*** Record extracts
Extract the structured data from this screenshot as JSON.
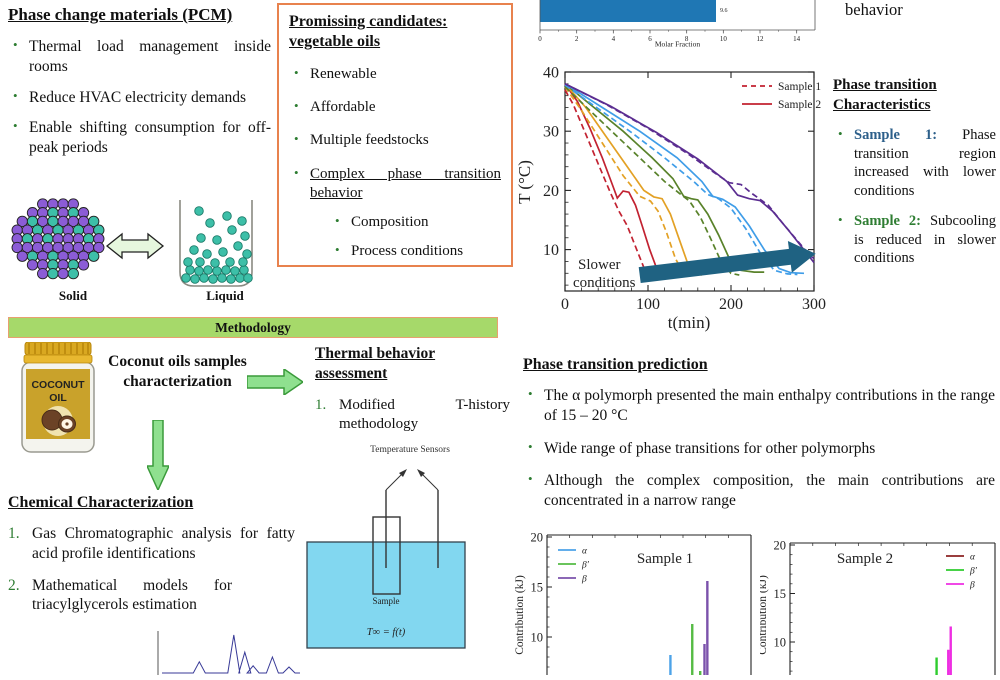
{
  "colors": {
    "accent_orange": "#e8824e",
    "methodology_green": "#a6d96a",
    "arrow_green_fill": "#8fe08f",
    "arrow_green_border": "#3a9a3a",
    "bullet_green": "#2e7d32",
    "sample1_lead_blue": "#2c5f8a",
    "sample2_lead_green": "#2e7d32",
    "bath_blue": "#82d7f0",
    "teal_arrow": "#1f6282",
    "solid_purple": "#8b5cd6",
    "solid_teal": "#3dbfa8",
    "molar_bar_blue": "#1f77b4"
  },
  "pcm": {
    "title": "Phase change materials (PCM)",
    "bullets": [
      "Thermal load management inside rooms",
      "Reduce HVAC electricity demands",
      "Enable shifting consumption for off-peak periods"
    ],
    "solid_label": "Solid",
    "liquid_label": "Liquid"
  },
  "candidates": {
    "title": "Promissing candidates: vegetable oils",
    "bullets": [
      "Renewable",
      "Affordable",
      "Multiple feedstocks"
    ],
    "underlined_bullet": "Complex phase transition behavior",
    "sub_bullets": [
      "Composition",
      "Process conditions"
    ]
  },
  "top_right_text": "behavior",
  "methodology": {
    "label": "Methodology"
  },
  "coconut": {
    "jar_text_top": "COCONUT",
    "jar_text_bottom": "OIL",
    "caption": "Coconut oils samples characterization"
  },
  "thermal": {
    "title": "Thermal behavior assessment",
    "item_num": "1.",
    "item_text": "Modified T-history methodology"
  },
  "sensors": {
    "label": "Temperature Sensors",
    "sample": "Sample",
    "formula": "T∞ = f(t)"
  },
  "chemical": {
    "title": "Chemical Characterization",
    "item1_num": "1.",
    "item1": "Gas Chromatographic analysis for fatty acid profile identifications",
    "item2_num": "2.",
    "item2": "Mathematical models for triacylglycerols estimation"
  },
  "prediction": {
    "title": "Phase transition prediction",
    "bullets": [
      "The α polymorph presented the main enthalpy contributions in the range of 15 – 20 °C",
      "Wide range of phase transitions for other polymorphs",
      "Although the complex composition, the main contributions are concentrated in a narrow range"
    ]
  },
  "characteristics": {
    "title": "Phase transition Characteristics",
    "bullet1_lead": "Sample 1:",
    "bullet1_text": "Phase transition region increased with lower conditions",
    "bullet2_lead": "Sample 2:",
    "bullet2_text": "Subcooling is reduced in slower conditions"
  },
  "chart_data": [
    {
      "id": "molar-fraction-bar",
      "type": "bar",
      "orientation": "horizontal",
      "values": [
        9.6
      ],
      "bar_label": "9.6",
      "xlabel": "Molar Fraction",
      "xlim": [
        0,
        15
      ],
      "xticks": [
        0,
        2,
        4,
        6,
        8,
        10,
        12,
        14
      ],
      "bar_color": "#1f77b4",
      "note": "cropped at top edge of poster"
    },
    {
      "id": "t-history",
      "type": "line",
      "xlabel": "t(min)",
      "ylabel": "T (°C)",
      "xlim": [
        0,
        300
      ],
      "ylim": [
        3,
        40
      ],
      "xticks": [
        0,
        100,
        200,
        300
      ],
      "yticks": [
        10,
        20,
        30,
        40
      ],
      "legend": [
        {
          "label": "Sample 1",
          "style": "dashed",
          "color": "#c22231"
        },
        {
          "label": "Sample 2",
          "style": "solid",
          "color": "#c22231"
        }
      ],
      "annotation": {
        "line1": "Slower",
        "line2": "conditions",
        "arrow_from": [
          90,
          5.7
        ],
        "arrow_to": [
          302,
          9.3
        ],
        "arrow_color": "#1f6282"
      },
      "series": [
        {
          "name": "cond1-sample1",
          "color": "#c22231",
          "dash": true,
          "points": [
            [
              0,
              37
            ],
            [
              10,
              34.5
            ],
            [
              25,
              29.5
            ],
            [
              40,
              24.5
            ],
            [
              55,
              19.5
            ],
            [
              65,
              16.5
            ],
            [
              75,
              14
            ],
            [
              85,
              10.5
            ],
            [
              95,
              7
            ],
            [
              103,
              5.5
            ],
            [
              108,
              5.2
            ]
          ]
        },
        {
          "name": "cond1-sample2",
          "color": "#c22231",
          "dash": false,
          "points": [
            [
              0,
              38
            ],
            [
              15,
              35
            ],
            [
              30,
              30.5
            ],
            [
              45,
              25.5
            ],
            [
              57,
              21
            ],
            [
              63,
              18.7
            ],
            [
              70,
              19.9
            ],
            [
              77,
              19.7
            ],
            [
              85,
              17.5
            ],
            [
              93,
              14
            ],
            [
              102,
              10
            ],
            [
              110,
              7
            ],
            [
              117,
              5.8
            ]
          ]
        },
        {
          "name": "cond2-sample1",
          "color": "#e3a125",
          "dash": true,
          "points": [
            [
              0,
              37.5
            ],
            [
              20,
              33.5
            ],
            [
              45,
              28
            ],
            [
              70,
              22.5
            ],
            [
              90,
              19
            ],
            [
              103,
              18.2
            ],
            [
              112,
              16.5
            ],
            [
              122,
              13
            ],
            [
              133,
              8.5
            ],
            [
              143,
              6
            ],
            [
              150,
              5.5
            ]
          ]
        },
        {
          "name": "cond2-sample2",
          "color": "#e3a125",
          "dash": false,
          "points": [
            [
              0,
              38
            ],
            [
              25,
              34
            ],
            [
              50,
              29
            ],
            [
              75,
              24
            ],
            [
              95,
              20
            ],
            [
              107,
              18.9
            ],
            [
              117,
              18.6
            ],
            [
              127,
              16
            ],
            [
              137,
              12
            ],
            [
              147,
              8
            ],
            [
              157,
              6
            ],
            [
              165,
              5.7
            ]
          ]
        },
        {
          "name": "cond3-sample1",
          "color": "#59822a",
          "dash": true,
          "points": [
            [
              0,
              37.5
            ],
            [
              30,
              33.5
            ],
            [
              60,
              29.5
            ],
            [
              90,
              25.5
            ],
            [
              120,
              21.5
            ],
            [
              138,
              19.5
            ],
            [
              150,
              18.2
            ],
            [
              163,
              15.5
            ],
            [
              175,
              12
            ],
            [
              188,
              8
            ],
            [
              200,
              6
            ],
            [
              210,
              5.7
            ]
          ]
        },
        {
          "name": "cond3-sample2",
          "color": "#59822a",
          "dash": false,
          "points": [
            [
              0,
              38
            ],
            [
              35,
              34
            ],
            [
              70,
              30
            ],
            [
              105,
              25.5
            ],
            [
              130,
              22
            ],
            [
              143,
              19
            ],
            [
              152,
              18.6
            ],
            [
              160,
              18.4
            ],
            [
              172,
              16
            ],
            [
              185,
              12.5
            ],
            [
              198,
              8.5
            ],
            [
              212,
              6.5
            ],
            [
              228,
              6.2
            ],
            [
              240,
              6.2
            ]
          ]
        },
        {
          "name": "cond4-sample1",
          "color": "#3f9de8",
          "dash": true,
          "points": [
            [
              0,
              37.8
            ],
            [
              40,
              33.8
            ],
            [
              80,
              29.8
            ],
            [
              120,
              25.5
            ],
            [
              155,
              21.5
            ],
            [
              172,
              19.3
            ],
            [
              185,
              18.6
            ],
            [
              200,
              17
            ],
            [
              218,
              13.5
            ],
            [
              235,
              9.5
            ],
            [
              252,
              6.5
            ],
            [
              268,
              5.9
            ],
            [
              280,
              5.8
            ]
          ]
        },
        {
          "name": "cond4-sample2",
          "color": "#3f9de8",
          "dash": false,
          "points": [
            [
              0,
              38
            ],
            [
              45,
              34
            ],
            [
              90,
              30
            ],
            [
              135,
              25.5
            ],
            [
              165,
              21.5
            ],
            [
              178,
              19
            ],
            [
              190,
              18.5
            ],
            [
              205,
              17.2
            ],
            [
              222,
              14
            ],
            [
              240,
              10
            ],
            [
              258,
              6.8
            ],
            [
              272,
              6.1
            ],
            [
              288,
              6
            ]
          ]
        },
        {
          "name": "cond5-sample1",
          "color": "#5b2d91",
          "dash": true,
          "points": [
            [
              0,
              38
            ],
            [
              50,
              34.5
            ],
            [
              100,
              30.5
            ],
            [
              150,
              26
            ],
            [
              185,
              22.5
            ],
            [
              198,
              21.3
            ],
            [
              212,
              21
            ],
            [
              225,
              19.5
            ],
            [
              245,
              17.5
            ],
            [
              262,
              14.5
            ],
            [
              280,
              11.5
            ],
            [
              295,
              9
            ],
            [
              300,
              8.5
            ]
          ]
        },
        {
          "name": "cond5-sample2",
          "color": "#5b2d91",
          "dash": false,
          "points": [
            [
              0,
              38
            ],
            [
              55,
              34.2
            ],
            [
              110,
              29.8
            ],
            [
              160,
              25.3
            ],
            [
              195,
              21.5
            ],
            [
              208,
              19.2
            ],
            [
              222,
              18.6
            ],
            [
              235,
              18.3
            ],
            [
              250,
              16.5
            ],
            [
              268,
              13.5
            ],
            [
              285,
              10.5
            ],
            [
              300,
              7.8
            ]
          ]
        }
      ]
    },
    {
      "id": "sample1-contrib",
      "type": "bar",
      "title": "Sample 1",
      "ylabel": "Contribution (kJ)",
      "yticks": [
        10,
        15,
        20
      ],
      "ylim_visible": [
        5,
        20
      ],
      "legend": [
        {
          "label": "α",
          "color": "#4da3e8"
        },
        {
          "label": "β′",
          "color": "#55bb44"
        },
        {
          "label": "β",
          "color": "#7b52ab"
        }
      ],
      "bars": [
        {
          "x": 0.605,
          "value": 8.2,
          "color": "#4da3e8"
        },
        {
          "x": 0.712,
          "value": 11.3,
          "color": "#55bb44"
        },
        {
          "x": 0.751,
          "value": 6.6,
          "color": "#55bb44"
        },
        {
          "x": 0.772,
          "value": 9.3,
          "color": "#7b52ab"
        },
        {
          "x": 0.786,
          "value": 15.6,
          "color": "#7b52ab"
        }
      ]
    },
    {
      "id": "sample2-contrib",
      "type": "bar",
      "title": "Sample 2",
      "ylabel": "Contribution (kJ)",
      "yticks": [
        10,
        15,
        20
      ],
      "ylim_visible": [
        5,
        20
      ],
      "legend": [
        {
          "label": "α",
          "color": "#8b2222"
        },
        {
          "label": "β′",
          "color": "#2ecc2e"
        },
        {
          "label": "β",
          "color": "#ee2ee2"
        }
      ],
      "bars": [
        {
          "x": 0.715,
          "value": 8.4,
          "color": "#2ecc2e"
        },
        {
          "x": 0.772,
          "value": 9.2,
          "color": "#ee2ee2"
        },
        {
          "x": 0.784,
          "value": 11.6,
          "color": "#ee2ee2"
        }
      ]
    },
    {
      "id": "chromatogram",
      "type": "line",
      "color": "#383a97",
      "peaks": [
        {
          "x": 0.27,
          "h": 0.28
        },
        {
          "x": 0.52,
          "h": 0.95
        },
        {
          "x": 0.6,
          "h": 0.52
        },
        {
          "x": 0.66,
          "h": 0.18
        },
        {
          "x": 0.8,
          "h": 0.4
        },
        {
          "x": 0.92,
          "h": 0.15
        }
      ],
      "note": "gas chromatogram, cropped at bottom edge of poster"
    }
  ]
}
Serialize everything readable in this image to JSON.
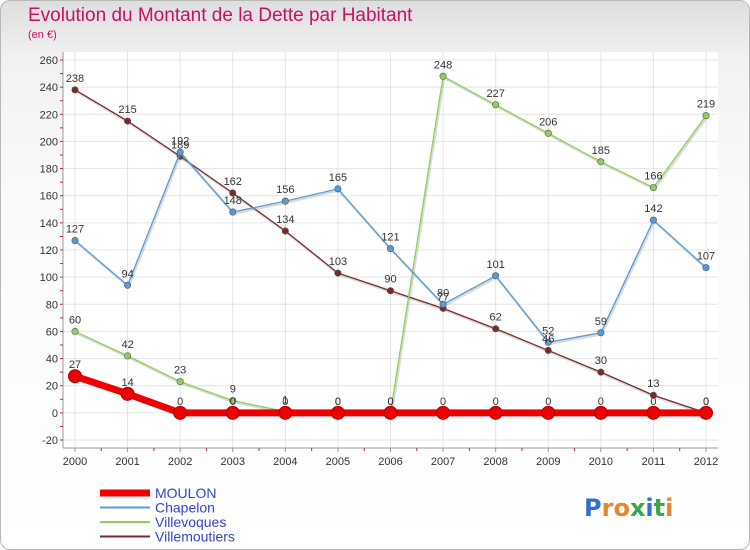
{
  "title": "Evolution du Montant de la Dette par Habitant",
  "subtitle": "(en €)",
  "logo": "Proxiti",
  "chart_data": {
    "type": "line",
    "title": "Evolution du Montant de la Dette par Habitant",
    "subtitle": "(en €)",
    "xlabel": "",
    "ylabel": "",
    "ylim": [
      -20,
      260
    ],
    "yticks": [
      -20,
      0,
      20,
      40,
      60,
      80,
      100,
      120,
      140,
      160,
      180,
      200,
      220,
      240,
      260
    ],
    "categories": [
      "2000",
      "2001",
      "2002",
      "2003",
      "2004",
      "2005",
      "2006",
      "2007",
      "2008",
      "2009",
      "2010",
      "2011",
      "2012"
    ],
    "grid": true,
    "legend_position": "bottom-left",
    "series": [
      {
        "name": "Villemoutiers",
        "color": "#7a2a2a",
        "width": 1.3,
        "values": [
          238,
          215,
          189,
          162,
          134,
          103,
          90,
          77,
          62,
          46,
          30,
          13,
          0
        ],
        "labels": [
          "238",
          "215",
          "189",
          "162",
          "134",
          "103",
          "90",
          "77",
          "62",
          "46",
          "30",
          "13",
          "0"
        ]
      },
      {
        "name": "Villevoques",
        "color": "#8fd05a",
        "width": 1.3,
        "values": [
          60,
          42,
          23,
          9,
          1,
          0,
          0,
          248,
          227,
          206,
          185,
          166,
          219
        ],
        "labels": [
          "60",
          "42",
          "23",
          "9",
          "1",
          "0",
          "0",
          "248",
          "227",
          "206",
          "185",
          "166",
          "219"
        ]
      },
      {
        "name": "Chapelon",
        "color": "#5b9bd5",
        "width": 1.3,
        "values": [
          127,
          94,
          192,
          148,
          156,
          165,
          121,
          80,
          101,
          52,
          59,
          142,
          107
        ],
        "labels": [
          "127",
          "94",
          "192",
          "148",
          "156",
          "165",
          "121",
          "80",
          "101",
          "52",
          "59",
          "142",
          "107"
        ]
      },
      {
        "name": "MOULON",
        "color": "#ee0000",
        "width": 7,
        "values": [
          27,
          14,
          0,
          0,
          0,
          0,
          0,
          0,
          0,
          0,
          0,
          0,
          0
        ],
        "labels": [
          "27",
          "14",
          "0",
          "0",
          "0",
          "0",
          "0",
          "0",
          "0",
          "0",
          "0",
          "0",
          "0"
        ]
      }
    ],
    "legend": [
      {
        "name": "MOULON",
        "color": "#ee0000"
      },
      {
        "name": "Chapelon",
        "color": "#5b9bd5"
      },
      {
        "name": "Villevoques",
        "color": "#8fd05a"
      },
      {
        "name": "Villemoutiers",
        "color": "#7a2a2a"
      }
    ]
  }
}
******
» **Your instructions**:
For this exercise, gather every line of the data that contains the word "conditions".

» **Completed task**:
      "Process conditions"
    "bullet1_text": "Phase transition region increased with lower conditions",
    "bullet2_text": "Subcooling is reduced in slower conditions"
        "line2": "conditions",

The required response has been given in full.